EXERCISE MATERIAL:

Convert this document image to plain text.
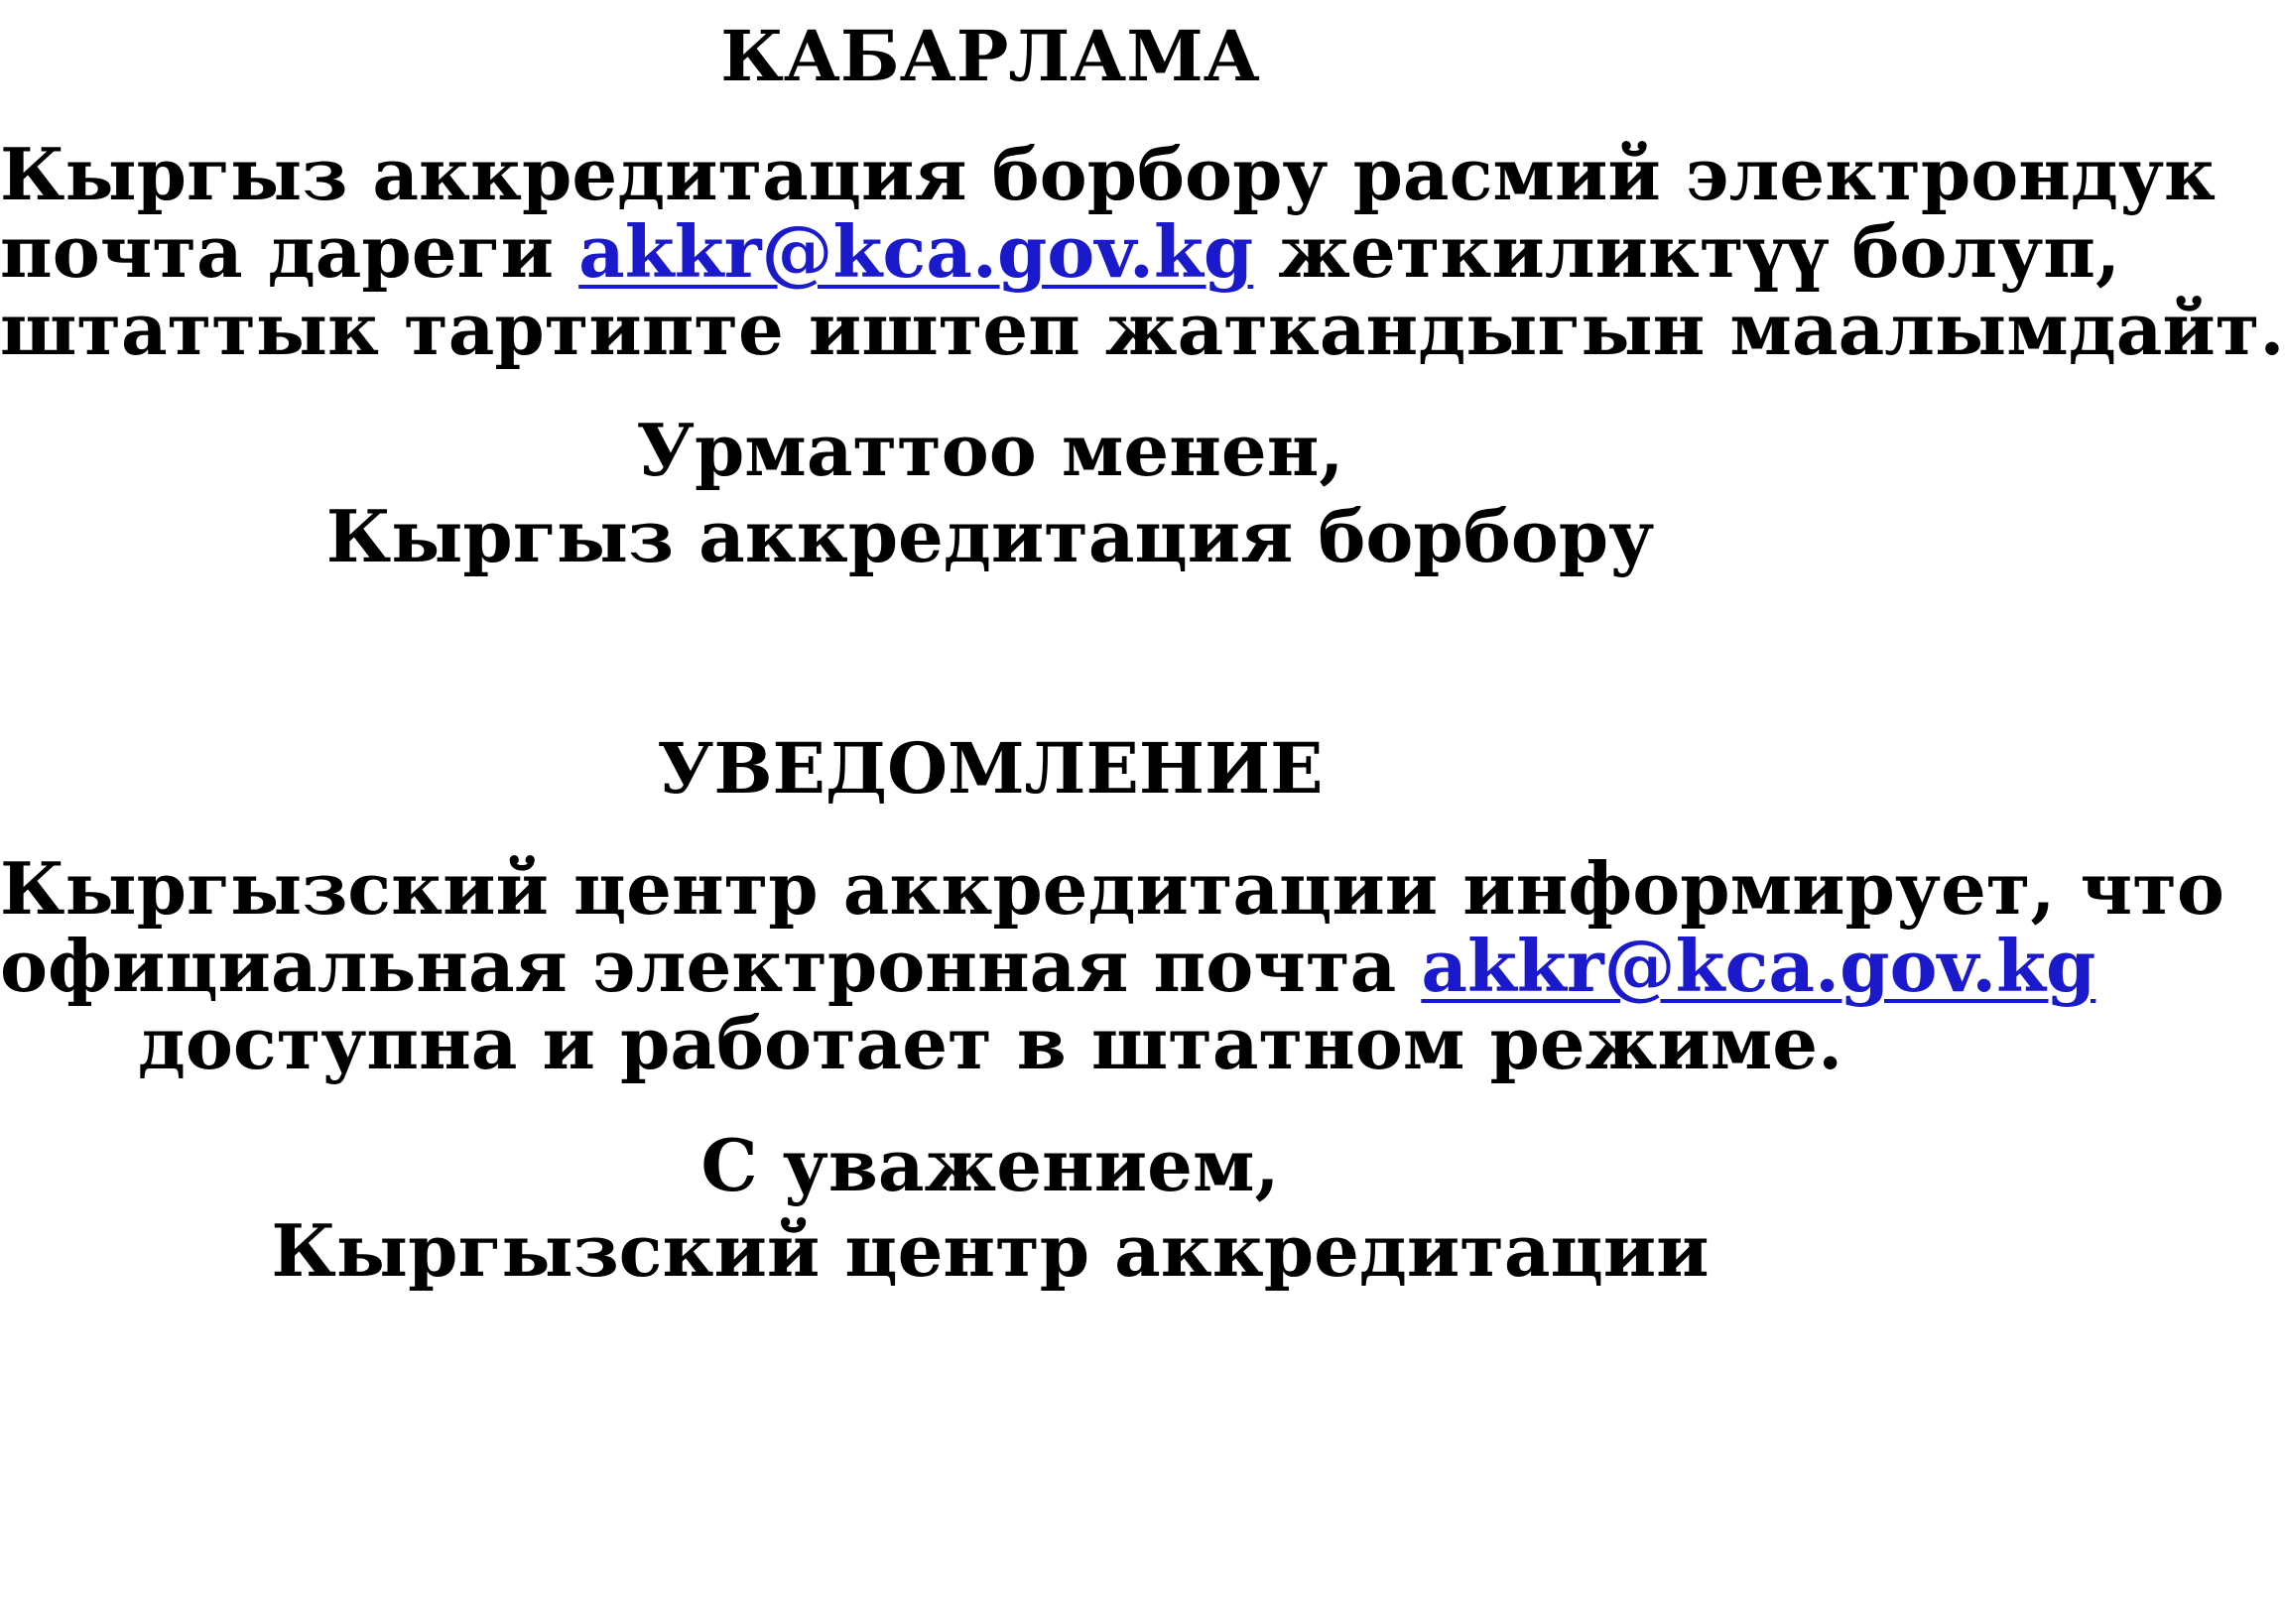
КАБАРЛАМА
Кыргыз аккредитация борбору расмий электрондук
почта дареги akkr@kca.gov.kg жеткиликтүү болуп,
штаттык тартипте иштеп жаткандыгын маалымдайт.
Урматтоо менен,
Кыргыз аккредитация борбору
УВЕДОМЛЕНИЕ
Кыргызский центр аккредитации информирует, что
официальная электронная почта akkr@kca.gov.kg
доступна и работает в штатном режиме.
С уважением,
Кыргызский центр аккредитации
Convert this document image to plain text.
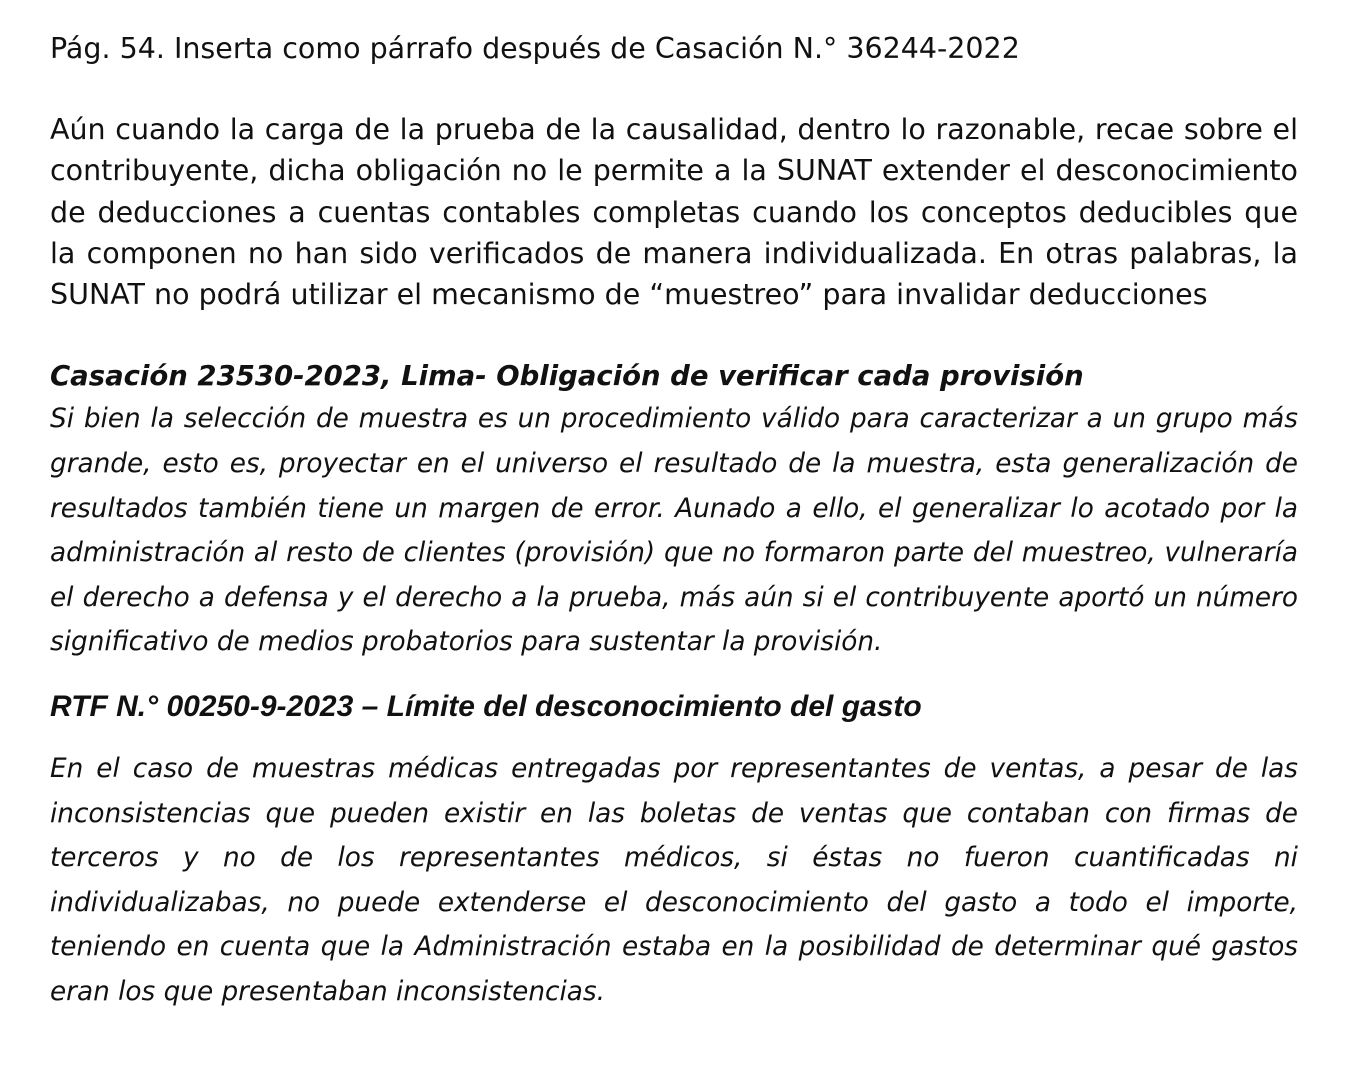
Pág. 54. Inserta como párrafo después de Casación N.° 36244-2022

Aún cuando la carga de la prueba de la causalidad, dentro lo razonable, recae sobre el contribuyente, dicha obligación no le permite a la SUNAT extender el desconocimiento de deducciones a cuentas contables completas cuando los conceptos deducibles que la componen no han sido verificados de manera individualizada. En otras palabras, la SUNAT no podrá utilizar el mecanismo de “muestreo” para invalidar deducciones

Casación 23530-2023, Lima- Obligación de verificar cada provisión

Si bien la selección de muestra es un procedimiento válido para caracterizar a un grupo más grande, esto es, proyectar en el universo el resultado de la muestra, esta generalización de resultados también tiene un margen de error. Aunado a ello, el generalizar lo acotado por la administración al resto de clientes (provisión) que no formaron parte del muestreo, vulneraría el derecho a defensa y el derecho a la prueba, más aún si el contribuyente aportó un número significativo de medios probatorios para sustentar la provisión.

RTF N.° 00250-9-2023 – Límite del desconocimiento del gasto

En el caso de muestras médicas entregadas por representantes de ventas, a pesar de las inconsistencias que pueden existir en las boletas de ventas que contaban con firmas de terceros y no de los representantes médicos, si éstas no fueron cuantificadas ni individualizabas, no puede extenderse el desconocimiento del gasto a todo el importe, teniendo en cuenta que la Administración estaba en la posibilidad de determinar qué gastos eran los que presentaban inconsistencias.
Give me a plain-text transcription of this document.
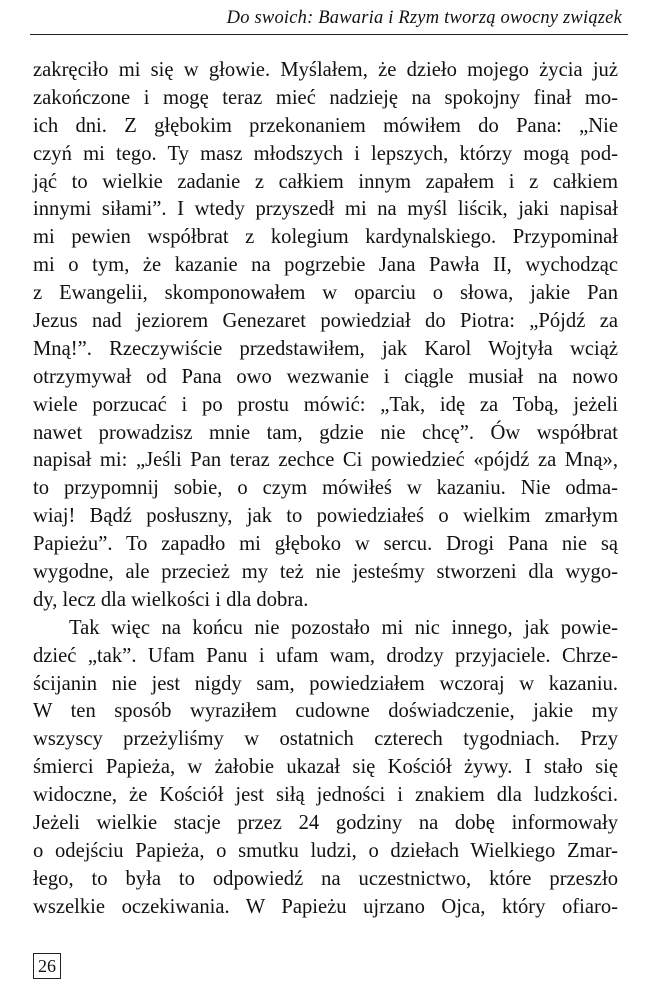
Do swoich: Bawaria i Rzym tworzą owocny związek
zakręciło mi się w głowie. Myślałem, że dzieło mojego życia już
zakończone i mogę teraz mieć nadzieję na spokojny finał mo-
ich dni. Z głębokim przekonaniem mówiłem do Pana: „Nie
czyń mi tego. Ty masz młodszych i lepszych, którzy mogą pod-
jąć to wielkie zadanie z całkiem innym zapałem i z całkiem
innymi siłami”. I wtedy przyszedł mi na myśl liścik, jaki napisał
mi pewien współbrat z kolegium kardynalskiego. Przypominał
mi o tym, że kazanie na pogrzebie Jana Pawła II, wychodząc
z Ewangelii, skomponowałem w oparciu o słowa, jakie Pan
Jezus nad jeziorem Genezaret powiedział do Piotra: „Pójdź za
Mną!”. Rzeczywiście przedstawiłem, jak Karol Wojtyła wciąż
otrzymywał od Pana owo wezwanie i ciągle musiał na nowo
wiele porzucać i po prostu mówić: „Tak, idę za Tobą, jeżeli
nawet prowadzisz mnie tam, gdzie nie chcę”. Ów współbrat
napisał mi: „Jeśli Pan teraz zechce Ci powiedzieć «pójdź za Mną»,
to przypomnij sobie, o czym mówiłeś w kazaniu. Nie odma-
wiaj! Bądź posłuszny, jak to powiedziałeś o wielkim zmarłym
Papieżu”. To zapadło mi głęboko w sercu. Drogi Pana nie są
wygodne, ale przecież my też nie jesteśmy stworzeni dla wygo-
dy, lecz dla wielkości i dla dobra.
Tak więc na końcu nie pozostało mi nic innego, jak powie-
dzieć „tak”. Ufam Panu i ufam wam, drodzy przyjaciele. Chrze-
ścijanin nie jest nigdy sam, powiedziałem wczoraj w kazaniu.
W ten sposób wyraziłem cudowne doświadczenie, jakie my
wszyscy przeżyliśmy w ostatnich czterech tygodniach. Przy
śmierci Papieża, w żałobie ukazał się Kościół żywy. I stało się
widoczne, że Kościół jest siłą jedności i znakiem dla ludzkości.
Jeżeli wielkie stacje przez 24 godziny na dobę informowały
o odejściu Papieża, o smutku ludzi, o dziełach Wielkiego Zmar-
łego, to była to odpowiedź na uczestnictwo, które przeszło
wszelkie oczekiwania. W Papieżu ujrzano Ojca, który ofiaro-
26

INSTRUCTION: Go through the preceding material and copy each line that has the word "Pana".

RESULT OF THE EXERCISE:
ich dni. Z głębokim przekonaniem mówiłem do Pana: „Nie
otrzymywał od Pana owo wezwanie i ciągle musiał na nowo
Papieżu”. To zapadło mi głęboko w sercu. Drogi Pana nie są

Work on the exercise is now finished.